• Excerpt to read:

Q. Many business owners would look at your sudden success with envy and say, “Seize the day, expand, add new locations, franchise.” Why not you?
Ms. Esparza: It would change our values. That is the American way — to expand without really thinking.
Mr. Lessins: We really enjoy the work that we’re doing and we don’t want to cheapen it. Consciously or unconsciously — probably both — we’re trying to create a manageable way to earn a living and still maintain our sanity. We value time as much, if not more so, than money.
Q. Are you making the kind of money you had hoped to?
Ms. Esparza: We just met with our accountant and we’re very happy, given the hours we have.
Q. People have compared you to the Soup Nazi on “Seinfeld.” Where do you think that comes from?
Ms. Esparza: That comes from American culture. The customer really isn’t always right. We believe we have the expertise to bring the best product. We don’t randomly put these ingredients together. We spend the time to test these and try them.
Q. So no substitutions? No extra anchovies?
Ms. Esparza: Substitutions are specifically for people who might have a dairy issue. Our goal is to have a very edited menu, and therefore there really are no extras. We don’t offer crushed pepper. When we put options together, they’re put together for a reason. We have such an edited menu, and it’s shocking how much people still want to manipulate it.

• Given instruction a: In the rows, begin at the line that has "- y-tick-exponent: 4: [56, 83, 61, 93]" and stop after the line that has "- y-tick-label: 10: [40, 164, 55, 178]". Rewrite only those lines, changing "y-tick-label" to "y-axis-tick" and leaving everything else unchanged.

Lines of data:
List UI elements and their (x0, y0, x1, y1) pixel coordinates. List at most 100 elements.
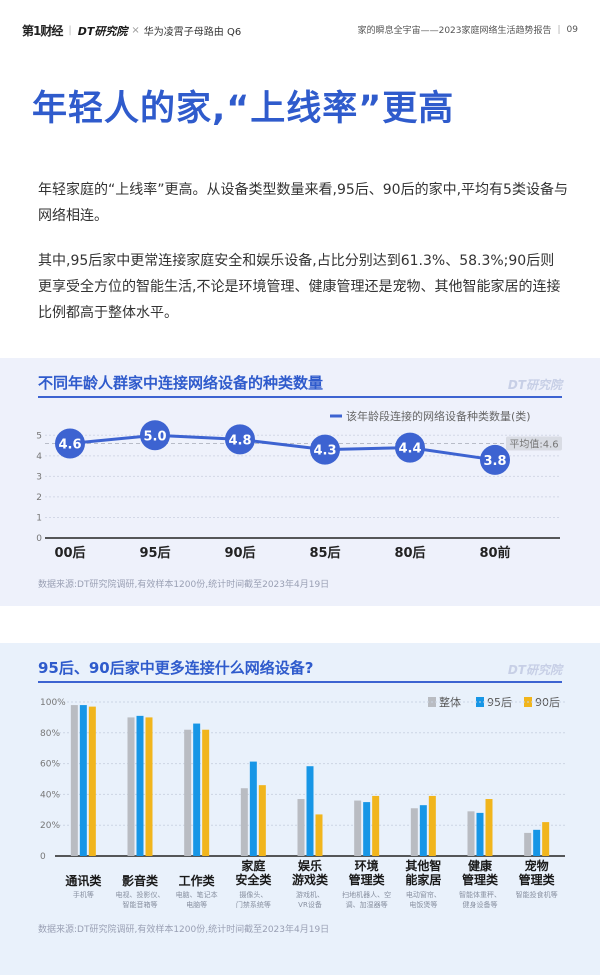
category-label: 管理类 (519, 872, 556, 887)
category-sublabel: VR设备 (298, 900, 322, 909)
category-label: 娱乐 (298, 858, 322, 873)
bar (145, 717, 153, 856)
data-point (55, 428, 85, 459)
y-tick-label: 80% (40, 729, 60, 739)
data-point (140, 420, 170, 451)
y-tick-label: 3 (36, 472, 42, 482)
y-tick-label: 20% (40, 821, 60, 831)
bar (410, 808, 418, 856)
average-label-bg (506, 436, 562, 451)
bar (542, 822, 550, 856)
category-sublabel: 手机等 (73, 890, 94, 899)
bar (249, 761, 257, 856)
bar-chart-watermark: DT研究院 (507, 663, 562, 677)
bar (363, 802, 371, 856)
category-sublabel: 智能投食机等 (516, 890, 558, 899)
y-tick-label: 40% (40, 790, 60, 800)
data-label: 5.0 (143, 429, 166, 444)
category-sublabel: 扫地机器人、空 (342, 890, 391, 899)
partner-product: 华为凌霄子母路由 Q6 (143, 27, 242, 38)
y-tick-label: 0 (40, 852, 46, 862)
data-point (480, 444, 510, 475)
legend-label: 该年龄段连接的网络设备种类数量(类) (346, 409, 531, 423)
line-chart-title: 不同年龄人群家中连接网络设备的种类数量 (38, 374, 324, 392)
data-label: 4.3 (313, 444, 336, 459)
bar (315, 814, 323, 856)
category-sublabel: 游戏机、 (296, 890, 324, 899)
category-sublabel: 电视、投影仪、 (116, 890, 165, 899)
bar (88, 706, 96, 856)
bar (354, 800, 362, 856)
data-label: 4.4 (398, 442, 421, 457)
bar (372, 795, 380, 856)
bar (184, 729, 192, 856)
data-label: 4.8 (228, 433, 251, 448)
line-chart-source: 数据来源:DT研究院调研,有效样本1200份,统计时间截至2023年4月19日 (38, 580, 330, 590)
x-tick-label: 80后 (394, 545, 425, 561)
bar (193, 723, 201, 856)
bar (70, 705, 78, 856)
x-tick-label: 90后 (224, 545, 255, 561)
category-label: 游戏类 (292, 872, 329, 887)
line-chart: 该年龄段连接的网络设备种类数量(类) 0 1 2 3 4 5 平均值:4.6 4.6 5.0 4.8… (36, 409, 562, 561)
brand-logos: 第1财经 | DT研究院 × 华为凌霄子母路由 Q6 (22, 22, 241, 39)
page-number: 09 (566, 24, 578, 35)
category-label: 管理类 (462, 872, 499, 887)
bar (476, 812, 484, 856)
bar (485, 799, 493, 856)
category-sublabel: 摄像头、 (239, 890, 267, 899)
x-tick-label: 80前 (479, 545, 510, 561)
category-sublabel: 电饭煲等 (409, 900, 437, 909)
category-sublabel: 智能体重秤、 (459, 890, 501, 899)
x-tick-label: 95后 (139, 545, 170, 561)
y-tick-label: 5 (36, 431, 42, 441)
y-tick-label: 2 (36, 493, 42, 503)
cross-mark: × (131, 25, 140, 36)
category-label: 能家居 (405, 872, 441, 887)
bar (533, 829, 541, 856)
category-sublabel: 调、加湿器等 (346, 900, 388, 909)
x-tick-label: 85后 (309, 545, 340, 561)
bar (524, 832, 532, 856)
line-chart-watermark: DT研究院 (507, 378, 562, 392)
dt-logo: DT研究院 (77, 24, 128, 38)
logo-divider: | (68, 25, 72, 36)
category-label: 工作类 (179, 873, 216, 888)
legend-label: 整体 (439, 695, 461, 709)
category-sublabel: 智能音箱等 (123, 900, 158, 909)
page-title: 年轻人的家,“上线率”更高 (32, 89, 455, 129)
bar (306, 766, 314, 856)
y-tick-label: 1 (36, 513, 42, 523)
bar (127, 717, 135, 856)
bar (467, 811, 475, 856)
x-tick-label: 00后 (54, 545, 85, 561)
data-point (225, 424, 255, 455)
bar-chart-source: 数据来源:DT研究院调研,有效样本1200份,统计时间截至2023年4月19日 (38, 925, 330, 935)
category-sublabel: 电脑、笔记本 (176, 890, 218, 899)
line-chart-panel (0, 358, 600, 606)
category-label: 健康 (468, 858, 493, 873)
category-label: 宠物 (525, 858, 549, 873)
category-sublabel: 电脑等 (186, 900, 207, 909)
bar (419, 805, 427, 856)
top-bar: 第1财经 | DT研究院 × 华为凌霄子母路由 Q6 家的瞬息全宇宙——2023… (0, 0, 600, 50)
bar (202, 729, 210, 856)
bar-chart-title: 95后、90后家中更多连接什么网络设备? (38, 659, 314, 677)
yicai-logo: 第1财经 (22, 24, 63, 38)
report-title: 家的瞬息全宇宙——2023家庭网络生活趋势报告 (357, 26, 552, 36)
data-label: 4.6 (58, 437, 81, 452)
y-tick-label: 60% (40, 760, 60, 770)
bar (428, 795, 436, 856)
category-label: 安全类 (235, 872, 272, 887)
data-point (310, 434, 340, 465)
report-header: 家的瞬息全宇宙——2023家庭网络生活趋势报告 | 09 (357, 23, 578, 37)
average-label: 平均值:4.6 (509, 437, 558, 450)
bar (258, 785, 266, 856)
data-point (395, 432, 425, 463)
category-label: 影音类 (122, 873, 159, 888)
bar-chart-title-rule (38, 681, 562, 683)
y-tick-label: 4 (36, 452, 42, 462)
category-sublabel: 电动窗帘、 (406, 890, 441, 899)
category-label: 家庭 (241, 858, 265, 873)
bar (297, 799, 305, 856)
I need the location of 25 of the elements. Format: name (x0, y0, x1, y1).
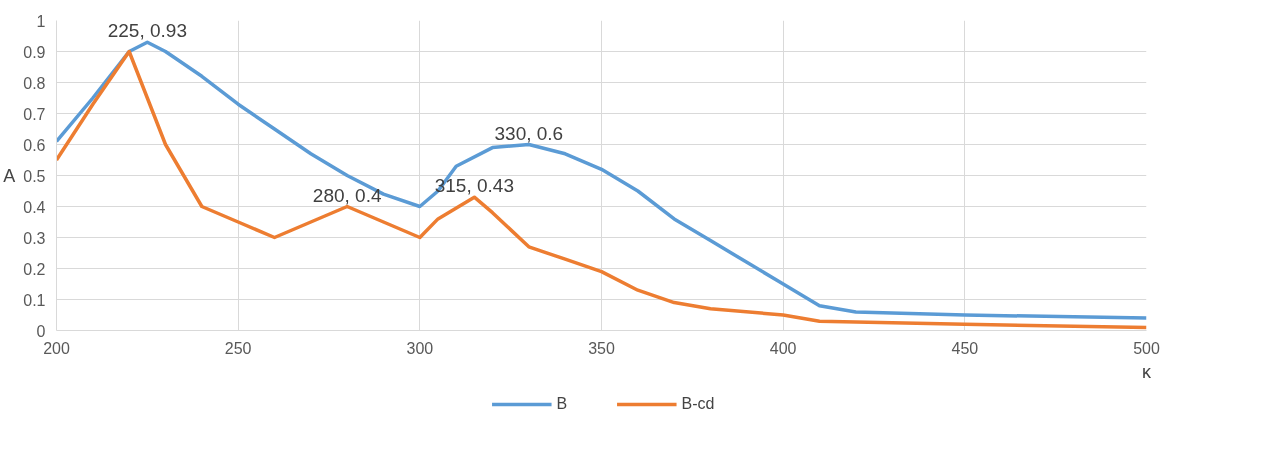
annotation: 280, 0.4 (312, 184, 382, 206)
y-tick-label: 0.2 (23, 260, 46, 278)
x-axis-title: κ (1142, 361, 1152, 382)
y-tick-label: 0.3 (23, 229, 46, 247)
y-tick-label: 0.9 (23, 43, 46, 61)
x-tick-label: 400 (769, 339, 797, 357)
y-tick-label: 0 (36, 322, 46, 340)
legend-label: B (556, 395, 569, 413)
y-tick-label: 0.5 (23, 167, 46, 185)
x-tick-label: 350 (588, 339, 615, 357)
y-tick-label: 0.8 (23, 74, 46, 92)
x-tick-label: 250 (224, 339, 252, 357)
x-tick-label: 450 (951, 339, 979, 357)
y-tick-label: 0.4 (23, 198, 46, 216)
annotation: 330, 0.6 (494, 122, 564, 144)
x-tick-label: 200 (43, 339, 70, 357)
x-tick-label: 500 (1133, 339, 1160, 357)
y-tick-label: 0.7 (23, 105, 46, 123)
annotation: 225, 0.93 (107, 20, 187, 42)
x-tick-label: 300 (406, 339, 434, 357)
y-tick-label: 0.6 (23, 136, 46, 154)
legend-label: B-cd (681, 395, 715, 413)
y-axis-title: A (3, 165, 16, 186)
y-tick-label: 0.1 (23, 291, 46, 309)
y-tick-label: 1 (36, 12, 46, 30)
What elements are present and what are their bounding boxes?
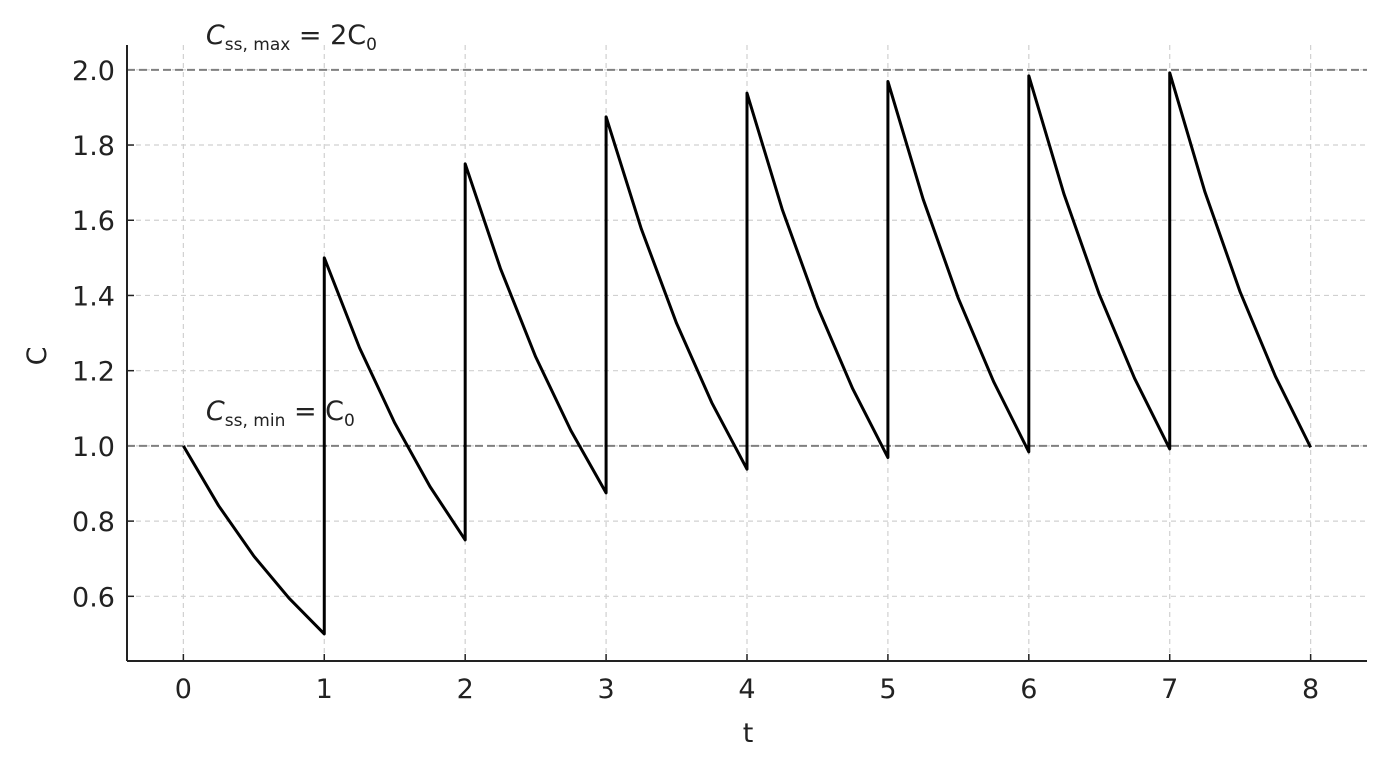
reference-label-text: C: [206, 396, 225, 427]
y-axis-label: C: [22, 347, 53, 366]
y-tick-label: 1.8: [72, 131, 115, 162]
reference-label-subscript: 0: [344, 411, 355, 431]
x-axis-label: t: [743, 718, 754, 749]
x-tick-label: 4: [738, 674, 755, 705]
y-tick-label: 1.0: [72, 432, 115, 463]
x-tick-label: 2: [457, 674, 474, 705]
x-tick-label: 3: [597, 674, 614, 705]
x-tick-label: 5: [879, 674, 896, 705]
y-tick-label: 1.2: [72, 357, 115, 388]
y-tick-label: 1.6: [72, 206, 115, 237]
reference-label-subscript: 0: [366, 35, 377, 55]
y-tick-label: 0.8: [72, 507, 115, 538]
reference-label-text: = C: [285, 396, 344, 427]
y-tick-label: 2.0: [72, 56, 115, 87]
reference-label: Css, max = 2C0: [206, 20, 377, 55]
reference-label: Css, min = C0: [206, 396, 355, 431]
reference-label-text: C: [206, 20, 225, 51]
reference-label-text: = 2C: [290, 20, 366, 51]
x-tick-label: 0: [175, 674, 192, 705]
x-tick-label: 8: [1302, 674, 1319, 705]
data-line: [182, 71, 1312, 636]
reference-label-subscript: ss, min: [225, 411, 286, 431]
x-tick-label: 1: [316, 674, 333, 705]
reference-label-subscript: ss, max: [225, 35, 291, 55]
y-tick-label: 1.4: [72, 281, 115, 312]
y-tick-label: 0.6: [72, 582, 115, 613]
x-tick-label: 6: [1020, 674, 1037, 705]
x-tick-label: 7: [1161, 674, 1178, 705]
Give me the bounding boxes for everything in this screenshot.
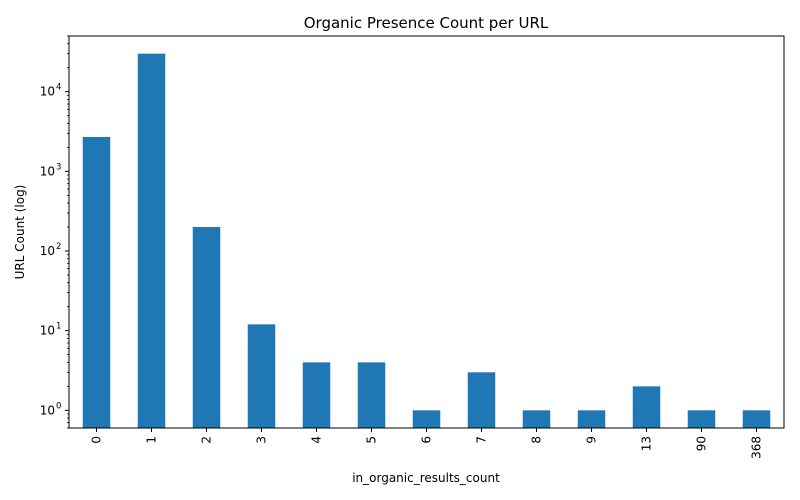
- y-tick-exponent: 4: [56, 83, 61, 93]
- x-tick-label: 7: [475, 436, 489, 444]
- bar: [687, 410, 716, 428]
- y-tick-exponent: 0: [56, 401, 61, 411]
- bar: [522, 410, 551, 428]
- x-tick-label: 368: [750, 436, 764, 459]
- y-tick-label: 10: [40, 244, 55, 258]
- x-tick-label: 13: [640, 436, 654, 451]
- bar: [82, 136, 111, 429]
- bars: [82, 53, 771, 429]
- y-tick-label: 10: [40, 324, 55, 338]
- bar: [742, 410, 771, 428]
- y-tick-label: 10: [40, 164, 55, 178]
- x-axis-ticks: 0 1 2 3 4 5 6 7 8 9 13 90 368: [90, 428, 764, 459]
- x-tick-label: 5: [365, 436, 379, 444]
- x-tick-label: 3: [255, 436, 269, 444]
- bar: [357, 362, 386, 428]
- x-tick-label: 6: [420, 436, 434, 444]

• Given instruction b: Duplicate a passage from the interview excerpt word for word, beginning at the words "Ms. Esparza: It" and stopping after "hours we have.".

• Full answer a:
- y-tick-exponent: 4: [56, 83, 61, 93]
- x-tick-label: 7: [475, 436, 489, 444]
- bar: [687, 410, 716, 428]
- y-tick-exponent: 0: [56, 401, 61, 411]
- bar: [522, 410, 551, 428]
- x-tick-label: 368: [750, 436, 764, 459]
- y-axis-tick: 10: [40, 244, 55, 258]
- x-tick-label: 13: [640, 436, 654, 451]
- bar: [82, 136, 111, 429]
- bars: [82, 53, 771, 429]
- y-axis-tick: 10: [40, 324, 55, 338]
- bar: [742, 410, 771, 428]
- y-axis-tick: 10: [40, 164, 55, 178]

• Full answer b:
Ms. Esparza: It would change our values. That is the American way — to expand without really thinking.
Mr. Lessins: We really enjoy the work that we’re doing and we don’t want to cheapen it. Consciously or unconsciously — probably both — we’re trying to create a manageable way to earn a living and still maintain our sanity. We value time as much, if not more so, than money.
Q. Are you making the kind of money you had hoped to?
Ms. Esparza: We just met with our accountant and we’re very happy, given the hours we have.